**What you will do**
Which lines of the entries below hold the word "value"? Report each of them.
Start of Input material
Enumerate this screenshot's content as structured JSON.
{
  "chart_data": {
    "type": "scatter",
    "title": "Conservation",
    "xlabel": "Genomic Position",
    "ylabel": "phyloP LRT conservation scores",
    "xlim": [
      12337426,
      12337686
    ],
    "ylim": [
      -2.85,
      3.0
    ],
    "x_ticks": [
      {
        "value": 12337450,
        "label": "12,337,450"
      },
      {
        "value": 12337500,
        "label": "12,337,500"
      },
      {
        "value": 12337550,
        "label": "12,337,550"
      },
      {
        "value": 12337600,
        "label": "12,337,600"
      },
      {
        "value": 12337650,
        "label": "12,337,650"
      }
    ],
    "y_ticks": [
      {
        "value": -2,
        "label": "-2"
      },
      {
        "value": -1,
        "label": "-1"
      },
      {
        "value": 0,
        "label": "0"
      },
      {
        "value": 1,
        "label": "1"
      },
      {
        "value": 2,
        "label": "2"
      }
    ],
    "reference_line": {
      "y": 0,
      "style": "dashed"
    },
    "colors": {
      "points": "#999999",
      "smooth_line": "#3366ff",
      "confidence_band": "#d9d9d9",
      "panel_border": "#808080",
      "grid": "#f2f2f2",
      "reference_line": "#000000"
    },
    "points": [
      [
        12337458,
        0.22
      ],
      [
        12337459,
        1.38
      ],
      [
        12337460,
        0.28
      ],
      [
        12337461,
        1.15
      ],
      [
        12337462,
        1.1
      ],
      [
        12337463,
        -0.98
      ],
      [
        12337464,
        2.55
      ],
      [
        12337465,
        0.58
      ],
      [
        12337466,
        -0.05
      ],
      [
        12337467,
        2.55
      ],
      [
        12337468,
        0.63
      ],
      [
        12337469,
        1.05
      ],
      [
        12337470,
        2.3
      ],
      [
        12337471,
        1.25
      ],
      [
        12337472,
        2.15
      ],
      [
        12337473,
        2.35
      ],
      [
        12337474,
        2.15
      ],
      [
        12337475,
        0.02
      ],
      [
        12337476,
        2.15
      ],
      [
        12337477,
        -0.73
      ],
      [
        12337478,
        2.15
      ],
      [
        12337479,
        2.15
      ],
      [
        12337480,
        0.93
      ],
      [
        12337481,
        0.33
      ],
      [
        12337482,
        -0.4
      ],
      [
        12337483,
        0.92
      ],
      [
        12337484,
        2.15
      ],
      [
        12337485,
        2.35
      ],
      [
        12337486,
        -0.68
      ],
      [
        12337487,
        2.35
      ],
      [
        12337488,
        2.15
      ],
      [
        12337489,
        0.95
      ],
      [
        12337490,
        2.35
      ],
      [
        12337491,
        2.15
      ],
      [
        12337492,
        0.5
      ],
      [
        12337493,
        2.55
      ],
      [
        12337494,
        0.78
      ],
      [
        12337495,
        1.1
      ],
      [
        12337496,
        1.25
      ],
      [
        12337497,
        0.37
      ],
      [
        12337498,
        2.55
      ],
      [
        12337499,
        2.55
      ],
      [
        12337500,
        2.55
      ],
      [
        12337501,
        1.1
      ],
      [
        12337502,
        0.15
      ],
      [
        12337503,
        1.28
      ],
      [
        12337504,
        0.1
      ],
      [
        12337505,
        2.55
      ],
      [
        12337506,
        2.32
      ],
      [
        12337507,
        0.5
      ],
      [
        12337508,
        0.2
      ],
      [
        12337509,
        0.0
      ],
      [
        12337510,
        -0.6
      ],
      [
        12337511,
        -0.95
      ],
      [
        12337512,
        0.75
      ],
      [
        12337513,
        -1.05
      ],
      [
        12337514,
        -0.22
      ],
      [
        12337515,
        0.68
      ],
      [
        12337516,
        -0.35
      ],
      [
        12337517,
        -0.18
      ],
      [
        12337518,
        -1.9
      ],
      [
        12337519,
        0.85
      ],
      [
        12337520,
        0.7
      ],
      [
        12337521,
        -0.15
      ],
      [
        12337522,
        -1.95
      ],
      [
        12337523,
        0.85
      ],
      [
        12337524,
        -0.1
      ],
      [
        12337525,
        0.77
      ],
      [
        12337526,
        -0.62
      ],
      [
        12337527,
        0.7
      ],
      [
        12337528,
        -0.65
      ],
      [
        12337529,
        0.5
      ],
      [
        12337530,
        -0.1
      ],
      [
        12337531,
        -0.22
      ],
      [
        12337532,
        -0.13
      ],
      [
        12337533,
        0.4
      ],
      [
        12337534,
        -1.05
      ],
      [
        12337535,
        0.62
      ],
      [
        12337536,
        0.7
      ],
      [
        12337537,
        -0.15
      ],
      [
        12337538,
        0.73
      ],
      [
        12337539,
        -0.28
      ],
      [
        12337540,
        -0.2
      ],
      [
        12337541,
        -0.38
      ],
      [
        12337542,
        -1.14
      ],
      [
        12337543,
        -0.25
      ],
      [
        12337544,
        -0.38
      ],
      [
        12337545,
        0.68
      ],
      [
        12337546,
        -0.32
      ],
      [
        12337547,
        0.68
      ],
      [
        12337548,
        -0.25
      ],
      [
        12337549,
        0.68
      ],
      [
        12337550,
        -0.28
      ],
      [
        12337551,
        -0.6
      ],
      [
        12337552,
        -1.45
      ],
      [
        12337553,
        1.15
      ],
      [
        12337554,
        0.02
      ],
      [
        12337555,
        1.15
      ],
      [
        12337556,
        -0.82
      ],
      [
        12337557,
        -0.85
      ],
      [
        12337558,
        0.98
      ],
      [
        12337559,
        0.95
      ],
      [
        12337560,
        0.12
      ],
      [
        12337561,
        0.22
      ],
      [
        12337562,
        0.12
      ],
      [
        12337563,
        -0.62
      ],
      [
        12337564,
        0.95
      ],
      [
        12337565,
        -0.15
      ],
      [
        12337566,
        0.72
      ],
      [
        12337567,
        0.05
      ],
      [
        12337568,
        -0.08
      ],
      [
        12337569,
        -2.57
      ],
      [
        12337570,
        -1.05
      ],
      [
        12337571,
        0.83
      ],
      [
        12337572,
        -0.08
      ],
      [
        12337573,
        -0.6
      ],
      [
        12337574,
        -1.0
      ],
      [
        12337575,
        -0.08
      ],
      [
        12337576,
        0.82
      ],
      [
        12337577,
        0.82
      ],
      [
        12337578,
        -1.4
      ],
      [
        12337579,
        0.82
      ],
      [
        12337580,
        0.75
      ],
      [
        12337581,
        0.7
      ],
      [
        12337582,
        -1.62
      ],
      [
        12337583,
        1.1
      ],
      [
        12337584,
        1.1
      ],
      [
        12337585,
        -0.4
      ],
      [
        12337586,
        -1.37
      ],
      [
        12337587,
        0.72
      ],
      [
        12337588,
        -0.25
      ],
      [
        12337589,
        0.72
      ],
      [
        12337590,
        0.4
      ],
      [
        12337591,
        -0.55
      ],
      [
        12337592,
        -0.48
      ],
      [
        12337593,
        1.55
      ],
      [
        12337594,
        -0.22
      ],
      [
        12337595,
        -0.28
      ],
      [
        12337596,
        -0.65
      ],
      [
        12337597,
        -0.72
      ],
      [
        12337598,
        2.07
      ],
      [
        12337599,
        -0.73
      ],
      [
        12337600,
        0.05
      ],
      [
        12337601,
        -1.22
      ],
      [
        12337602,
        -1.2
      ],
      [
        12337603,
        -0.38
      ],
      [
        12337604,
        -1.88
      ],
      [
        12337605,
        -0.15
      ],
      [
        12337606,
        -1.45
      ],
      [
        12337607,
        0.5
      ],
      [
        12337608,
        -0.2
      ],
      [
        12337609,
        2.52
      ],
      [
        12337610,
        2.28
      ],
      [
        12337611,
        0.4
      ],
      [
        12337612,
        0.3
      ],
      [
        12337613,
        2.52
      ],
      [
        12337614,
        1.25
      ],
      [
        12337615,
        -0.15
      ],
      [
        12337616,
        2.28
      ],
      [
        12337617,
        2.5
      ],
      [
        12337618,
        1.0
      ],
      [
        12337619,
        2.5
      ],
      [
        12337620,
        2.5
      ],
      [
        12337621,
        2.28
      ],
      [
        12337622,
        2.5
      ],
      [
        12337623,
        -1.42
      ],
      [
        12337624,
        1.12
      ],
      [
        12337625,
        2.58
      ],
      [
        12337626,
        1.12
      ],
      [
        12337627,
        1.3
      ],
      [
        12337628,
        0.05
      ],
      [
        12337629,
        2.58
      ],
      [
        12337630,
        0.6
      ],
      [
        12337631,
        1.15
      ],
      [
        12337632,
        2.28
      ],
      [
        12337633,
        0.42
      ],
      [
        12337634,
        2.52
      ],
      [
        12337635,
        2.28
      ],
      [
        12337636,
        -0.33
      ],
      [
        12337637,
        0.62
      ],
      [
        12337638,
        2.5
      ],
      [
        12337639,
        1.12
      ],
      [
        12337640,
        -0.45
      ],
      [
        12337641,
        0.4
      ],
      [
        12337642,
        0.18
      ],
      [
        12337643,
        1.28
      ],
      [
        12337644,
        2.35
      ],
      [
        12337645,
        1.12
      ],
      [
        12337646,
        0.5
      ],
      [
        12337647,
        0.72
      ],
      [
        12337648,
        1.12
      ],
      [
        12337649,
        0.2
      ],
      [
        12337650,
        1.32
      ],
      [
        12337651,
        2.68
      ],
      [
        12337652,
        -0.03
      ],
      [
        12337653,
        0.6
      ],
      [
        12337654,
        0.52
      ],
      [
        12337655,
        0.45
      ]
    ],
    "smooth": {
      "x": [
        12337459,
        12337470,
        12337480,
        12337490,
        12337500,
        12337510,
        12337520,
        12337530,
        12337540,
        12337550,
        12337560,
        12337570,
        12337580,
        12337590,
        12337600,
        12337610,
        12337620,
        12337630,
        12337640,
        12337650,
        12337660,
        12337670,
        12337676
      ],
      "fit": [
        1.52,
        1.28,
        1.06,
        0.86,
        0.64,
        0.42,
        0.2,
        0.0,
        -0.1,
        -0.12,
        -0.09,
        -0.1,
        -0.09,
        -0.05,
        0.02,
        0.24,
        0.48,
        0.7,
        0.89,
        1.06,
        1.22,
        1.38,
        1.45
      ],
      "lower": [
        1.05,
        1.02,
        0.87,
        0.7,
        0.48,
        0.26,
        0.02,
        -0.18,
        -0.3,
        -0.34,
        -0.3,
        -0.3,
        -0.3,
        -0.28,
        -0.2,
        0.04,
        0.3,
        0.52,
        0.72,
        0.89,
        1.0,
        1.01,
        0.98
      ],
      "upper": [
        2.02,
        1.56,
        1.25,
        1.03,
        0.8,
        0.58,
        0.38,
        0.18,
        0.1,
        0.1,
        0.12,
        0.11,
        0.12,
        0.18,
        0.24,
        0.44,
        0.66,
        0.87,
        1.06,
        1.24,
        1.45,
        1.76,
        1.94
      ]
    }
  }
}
End of Input material
**Reply**
        "value": 12337450,
        "value": 12337500,
        "value": 12337550,
        "value": 12337600,
        "value": 12337650,
        "value": -2,
        "value": -1,
        "value": 0,
        "value": 1,
        "value": 2,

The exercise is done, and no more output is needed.